Your objective: Select and copy out every line in the records containing "JSON".

Exercise data:
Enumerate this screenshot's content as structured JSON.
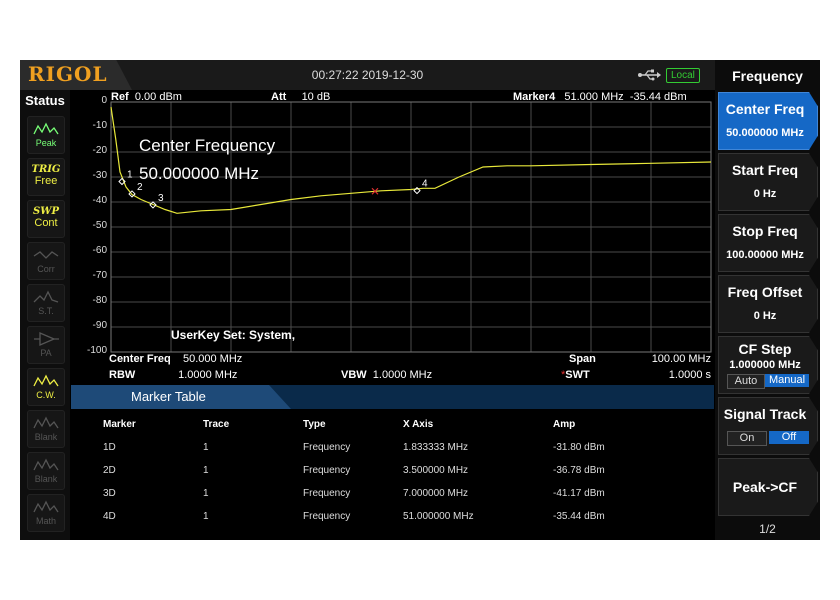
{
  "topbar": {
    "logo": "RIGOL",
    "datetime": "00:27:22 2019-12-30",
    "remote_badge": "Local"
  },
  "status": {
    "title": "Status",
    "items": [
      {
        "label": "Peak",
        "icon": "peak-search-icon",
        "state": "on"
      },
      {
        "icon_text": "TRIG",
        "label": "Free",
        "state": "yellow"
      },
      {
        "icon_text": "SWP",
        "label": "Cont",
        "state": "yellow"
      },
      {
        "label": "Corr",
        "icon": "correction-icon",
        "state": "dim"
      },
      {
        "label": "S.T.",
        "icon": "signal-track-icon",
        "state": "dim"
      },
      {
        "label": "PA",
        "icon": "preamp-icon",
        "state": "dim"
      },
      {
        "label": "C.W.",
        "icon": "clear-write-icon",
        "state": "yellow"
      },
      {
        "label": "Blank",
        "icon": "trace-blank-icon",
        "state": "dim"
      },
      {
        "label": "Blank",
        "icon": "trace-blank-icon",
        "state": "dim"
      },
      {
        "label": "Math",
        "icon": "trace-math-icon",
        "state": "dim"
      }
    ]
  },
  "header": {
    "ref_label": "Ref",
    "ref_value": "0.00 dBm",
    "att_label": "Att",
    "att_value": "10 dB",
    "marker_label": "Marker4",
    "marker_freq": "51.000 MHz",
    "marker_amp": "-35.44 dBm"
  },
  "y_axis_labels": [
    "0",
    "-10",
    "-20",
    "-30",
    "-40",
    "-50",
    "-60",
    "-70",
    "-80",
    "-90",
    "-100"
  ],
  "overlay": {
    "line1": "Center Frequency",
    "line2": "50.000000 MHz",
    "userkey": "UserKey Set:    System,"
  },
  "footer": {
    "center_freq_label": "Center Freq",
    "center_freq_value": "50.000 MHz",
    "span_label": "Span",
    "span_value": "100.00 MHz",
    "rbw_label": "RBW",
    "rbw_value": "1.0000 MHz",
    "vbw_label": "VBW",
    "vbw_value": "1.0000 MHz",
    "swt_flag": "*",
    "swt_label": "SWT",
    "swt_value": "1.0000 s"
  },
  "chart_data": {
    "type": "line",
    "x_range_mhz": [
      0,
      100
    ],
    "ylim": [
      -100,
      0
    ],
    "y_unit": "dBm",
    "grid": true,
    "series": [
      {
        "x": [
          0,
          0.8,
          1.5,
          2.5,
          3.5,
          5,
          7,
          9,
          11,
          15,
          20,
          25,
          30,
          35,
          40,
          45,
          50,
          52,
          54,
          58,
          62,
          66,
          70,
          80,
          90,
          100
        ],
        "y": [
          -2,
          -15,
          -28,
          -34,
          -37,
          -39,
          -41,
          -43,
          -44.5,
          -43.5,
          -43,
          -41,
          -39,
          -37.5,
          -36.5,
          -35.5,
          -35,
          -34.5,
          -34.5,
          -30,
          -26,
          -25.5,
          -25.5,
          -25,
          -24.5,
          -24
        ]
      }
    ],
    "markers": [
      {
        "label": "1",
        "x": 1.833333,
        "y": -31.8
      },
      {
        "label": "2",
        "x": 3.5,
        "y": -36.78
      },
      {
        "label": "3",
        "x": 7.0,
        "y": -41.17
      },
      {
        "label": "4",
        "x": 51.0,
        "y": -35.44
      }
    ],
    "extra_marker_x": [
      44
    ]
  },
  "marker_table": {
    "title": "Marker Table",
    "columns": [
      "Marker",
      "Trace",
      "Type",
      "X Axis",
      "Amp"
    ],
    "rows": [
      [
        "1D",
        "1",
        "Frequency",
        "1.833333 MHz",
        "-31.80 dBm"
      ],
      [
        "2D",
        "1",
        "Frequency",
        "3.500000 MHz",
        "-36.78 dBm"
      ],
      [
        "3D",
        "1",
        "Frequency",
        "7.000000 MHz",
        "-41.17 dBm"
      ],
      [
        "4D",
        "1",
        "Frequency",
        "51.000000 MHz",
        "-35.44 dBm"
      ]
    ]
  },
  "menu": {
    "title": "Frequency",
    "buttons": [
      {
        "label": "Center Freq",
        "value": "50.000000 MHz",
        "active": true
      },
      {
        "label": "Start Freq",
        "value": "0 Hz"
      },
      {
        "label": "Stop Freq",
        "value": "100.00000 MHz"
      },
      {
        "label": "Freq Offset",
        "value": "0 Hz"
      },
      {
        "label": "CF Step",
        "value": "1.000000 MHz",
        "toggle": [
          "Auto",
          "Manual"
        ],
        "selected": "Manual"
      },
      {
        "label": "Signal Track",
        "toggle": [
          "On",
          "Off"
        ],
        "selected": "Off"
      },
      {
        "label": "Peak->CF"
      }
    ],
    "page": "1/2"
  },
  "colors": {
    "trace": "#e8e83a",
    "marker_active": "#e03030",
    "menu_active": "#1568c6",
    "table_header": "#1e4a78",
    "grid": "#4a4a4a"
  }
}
--
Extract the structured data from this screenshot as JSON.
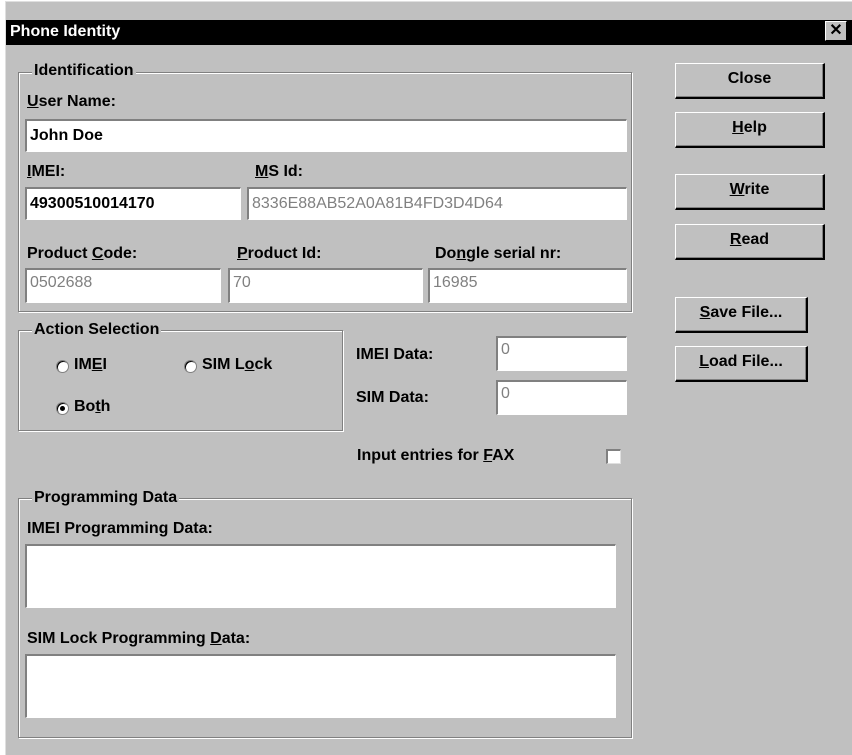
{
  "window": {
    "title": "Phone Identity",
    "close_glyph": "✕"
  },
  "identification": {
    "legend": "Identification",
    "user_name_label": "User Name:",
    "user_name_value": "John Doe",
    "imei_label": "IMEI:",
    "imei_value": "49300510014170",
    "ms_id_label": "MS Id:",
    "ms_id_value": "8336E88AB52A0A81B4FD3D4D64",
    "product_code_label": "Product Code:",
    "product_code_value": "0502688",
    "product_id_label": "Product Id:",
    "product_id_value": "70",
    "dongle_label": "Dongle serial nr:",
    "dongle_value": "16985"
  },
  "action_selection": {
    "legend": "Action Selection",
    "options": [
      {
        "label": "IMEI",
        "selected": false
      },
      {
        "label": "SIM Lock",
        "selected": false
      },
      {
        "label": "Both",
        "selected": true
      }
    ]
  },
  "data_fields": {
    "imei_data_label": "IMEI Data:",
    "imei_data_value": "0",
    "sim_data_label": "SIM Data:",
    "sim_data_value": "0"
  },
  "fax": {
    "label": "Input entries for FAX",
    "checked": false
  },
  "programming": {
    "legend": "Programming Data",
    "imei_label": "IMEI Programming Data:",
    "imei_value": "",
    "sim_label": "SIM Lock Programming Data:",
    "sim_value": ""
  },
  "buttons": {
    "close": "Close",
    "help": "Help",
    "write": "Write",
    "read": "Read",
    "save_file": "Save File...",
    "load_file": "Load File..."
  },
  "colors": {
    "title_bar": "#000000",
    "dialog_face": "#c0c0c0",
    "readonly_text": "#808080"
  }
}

Exercise solution:
Enumerate this screenshot's content as structured JSON.
Extract the structured data from this screenshot as JSON.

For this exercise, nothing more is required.